Excerpted text.
Updated: Jan 27, 2021

One of the many things that separate me from traditional churches views, ones that regularly (need I say … routinely?) present “Communion” or the Sacrament of the Eucharist, is my interpretation of the serving of bread and wine at the Last Supper.


Don’t get me started (at least here and now) about the Jewish Seder meal, because there is a tradition of bread and wine in that meal that Christians mostly do not understand, but when Jesus said “take, eat, this is my body, eat this in remembrance of me,” he meant more than, “Hey guys, let’s start a new tradition … call it a New Covenant … and eat bread with me in it, so future people can think I am in their bellies.”


Bread symbolizes the Law of Moses, the Torah, the Psalms, the books of the prophets, and (after Jesus) the New Testament scriptures.  We must feed on the words written.  We must digest them and find nourishment from them.  As a show of our commitment to serving the One God, we must act to learn these things, just as children learn things in Sunday School.  That is the meaning of eating bread that is unleavened.  That is the meaning of eating wafers (or broken saltine crackers) to remember Jesus.  Still, that knowledge is not enough.  We need the wine.

Input records.
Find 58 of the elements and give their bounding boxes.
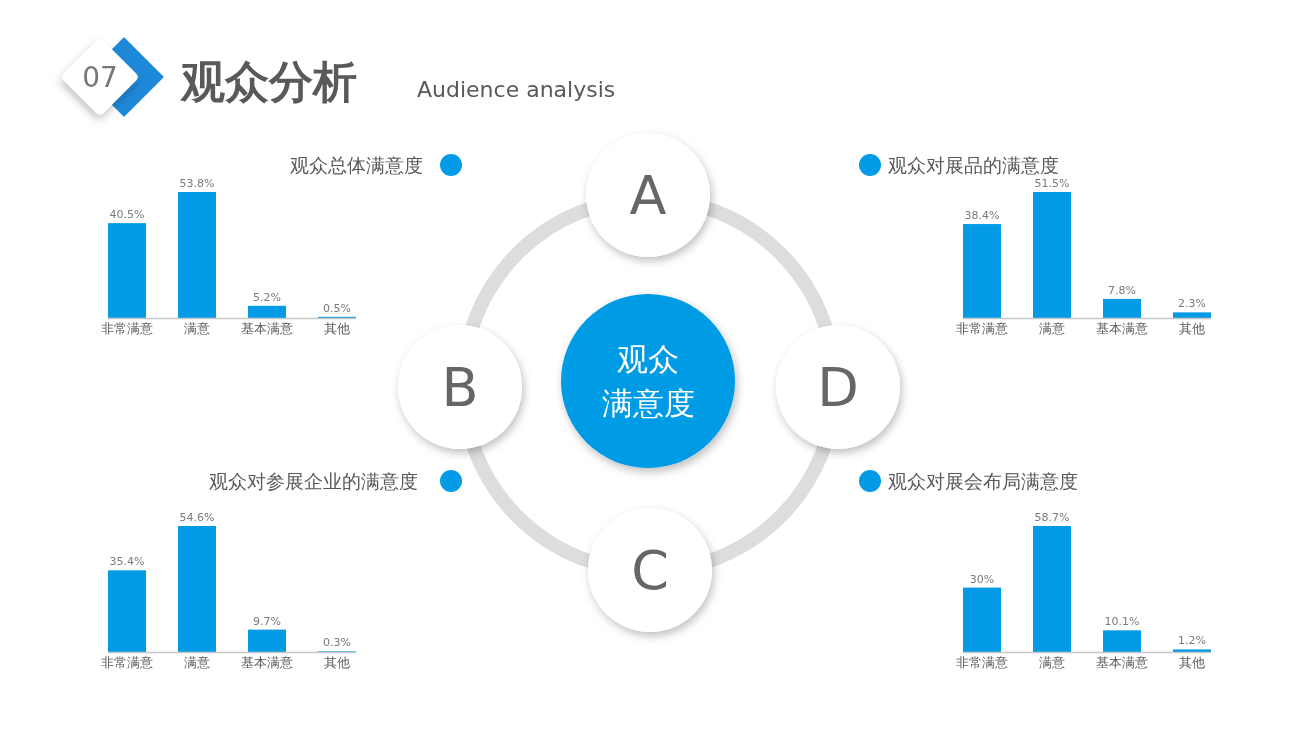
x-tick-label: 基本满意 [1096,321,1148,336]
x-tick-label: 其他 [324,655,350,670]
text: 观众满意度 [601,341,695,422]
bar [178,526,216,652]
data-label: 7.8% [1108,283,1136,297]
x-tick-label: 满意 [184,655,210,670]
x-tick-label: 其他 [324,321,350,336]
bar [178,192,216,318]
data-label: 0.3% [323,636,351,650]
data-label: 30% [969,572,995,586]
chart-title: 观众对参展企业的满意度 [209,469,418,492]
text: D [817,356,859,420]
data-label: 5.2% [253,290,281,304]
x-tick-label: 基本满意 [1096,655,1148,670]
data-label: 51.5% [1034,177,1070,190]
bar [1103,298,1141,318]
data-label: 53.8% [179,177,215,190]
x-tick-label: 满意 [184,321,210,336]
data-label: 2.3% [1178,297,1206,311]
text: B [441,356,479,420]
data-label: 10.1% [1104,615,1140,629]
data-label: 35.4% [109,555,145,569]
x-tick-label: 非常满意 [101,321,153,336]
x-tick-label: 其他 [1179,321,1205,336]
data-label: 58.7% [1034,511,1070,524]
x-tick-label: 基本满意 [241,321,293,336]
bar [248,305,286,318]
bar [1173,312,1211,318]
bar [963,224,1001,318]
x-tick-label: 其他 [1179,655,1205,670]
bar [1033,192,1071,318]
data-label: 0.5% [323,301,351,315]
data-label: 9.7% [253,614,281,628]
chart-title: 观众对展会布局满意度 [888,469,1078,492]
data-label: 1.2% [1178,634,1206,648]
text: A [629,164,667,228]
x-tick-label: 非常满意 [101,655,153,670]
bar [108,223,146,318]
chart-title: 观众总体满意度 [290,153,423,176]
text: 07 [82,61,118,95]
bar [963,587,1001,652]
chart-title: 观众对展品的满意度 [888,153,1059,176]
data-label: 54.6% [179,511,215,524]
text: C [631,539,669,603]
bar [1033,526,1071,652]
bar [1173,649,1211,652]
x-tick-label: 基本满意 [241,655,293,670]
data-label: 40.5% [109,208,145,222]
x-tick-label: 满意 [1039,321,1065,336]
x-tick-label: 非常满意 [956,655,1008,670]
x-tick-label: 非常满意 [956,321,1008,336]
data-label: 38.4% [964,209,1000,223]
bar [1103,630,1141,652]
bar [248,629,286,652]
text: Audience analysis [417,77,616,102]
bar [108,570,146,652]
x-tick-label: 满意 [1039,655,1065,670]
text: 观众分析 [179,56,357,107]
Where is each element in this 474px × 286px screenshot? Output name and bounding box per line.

Requests.
A. Return the part of the passage on Communion that begins at the words "Updated: Jan 27, 2021" and stops after the words "the Last Supper.", copied word for word.
B. In the rows, substitute "value-label" for every "data-label" in the lines that begin at the line that has "x-tick-label: 基本满意 [1096,321,1148,336]" and stop after the line that has "x-tick-label: 其他 [1179,321,1205,336]". Give back only those lines, with nothing else changed.

Final answers.
A.
Updated: Jan 27, 2021

One of the many things that separate me from traditional churches views, ones that regularly (need I say … routinely?) present “Communion” or the Sacrament of the Eucharist, is my interpretation of the serving of bread and wine at the Last Supper.

B.
x-tick-label: 基本满意 [1096,321,1148,336]
x-tick-label: 其他 [324,655,350,670]
text: 观众满意度 [601,341,695,422]
bar [178,526,216,652]
value-label: 7.8% [1108,283,1136,297]
x-tick-label: 满意 [184,655,210,670]
x-tick-label: 其他 [324,321,350,336]
bar [178,192,216,318]
value-label: 0.3% [323,636,351,650]
value-label: 30% [969,572,995,586]
chart-title: 观众对参展企业的满意度 [209,469,418,492]
text: D [817,356,859,420]
value-label: 5.2% [253,290,281,304]
x-tick-label: 基本满意 [1096,655,1148,670]
value-label: 51.5% [1034,177,1070,190]
bar [1103,298,1141,318]
value-label: 53.8% [179,177,215,190]
x-tick-label: 满意 [184,321,210,336]
value-label: 2.3% [1178,297,1206,311]
text: B [441,356,479,420]
value-label: 10.1% [1104,615,1140,629]
value-label: 35.4% [109,555,145,569]
x-tick-label: 非常满意 [101,321,153,336]
x-tick-label: 其他 [1179,321,1205,336]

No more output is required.